■ EXERCISE DESCRIPTION ■
Set down the full listing exactly as given. Any pictures are to be left out.

■ Data entries for graphics ■
----
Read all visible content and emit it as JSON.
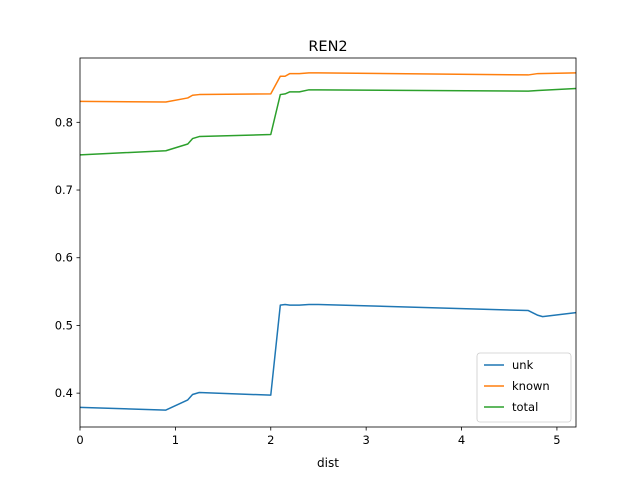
{
  "chart_data": {
    "type": "line",
    "title": "REN2",
    "xlabel": "dist",
    "ylabel": "",
    "xlim": [
      0,
      5.2
    ],
    "ylim": [
      0.35,
      0.895
    ],
    "xticks": [
      0,
      1,
      2,
      3,
      4,
      5
    ],
    "xtick_labels": [
      "0",
      "1",
      "2",
      "3",
      "4",
      "5"
    ],
    "yticks": [
      0.4,
      0.5,
      0.6,
      0.7,
      0.8
    ],
    "ytick_labels": [
      "0.4",
      "0.5",
      "0.6",
      "0.7",
      "0.8"
    ],
    "grid": false,
    "legend_position": "lower right",
    "series": [
      {
        "name": "unk",
        "color": "#1f77b4",
        "x": [
          0,
          0.9,
          1.13,
          1.18,
          1.25,
          2.0,
          2.1,
          2.15,
          2.2,
          2.3,
          2.4,
          2.5,
          4.7,
          4.8,
          4.85,
          5.2
        ],
        "y": [
          0.379,
          0.375,
          0.39,
          0.398,
          0.401,
          0.397,
          0.53,
          0.531,
          0.53,
          0.53,
          0.531,
          0.531,
          0.522,
          0.515,
          0.513,
          0.519
        ]
      },
      {
        "name": "known",
        "color": "#ff7f0e",
        "x": [
          0,
          0.9,
          1.13,
          1.18,
          1.25,
          2.0,
          2.1,
          2.15,
          2.2,
          2.3,
          2.4,
          2.5,
          4.7,
          4.8,
          5.2
        ],
        "y": [
          0.831,
          0.83,
          0.836,
          0.84,
          0.841,
          0.842,
          0.868,
          0.868,
          0.872,
          0.872,
          0.873,
          0.873,
          0.87,
          0.872,
          0.873
        ]
      },
      {
        "name": "total",
        "color": "#2ca02c",
        "x": [
          0,
          0.9,
          1.13,
          1.18,
          1.25,
          2.0,
          2.1,
          2.15,
          2.2,
          2.3,
          2.4,
          2.5,
          4.7,
          4.8,
          5.2
        ],
        "y": [
          0.752,
          0.758,
          0.768,
          0.776,
          0.779,
          0.782,
          0.841,
          0.842,
          0.845,
          0.845,
          0.848,
          0.848,
          0.846,
          0.847,
          0.85
        ]
      }
    ]
  }
}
----
■ EXERCISE OUTPUT ■
Read all visible content and emit it as JSON.
{
  "chart_data": {
    "type": "line",
    "title": "REN2",
    "xlabel": "dist",
    "ylabel": "",
    "xlim": [
      0,
      5.2
    ],
    "ylim": [
      0.35,
      0.895
    ],
    "xticks": [
      0,
      1,
      2,
      3,
      4,
      5
    ],
    "xtick_labels": [
      "0",
      "1",
      "2",
      "3",
      "4",
      "5"
    ],
    "yticks": [
      0.4,
      0.5,
      0.6,
      0.7,
      0.8
    ],
    "ytick_labels": [
      "0.4",
      "0.5",
      "0.6",
      "0.7",
      "0.8"
    ],
    "grid": false,
    "legend_position": "lower right",
    "series": [
      {
        "name": "unk",
        "color": "#1f77b4",
        "x": [
          0,
          0.9,
          1.13,
          1.18,
          1.25,
          2.0,
          2.1,
          2.15,
          2.2,
          2.3,
          2.4,
          2.5,
          4.7,
          4.8,
          4.85,
          5.2
        ],
        "y": [
          0.379,
          0.375,
          0.39,
          0.398,
          0.401,
          0.397,
          0.53,
          0.531,
          0.53,
          0.53,
          0.531,
          0.531,
          0.522,
          0.515,
          0.513,
          0.519
        ]
      },
      {
        "name": "known",
        "color": "#ff7f0e",
        "x": [
          0,
          0.9,
          1.13,
          1.18,
          1.25,
          2.0,
          2.1,
          2.15,
          2.2,
          2.3,
          2.4,
          2.5,
          4.7,
          4.8,
          5.2
        ],
        "y": [
          0.831,
          0.83,
          0.836,
          0.84,
          0.841,
          0.842,
          0.868,
          0.868,
          0.872,
          0.872,
          0.873,
          0.873,
          0.87,
          0.872,
          0.873
        ]
      },
      {
        "name": "total",
        "color": "#2ca02c",
        "x": [
          0,
          0.9,
          1.13,
          1.18,
          1.25,
          2.0,
          2.1,
          2.15,
          2.2,
          2.3,
          2.4,
          2.5,
          4.7,
          4.8,
          5.2
        ],
        "y": [
          0.752,
          0.758,
          0.768,
          0.776,
          0.779,
          0.782,
          0.841,
          0.842,
          0.845,
          0.845,
          0.848,
          0.848,
          0.846,
          0.847,
          0.85
        ]
      }
    ]
  }
}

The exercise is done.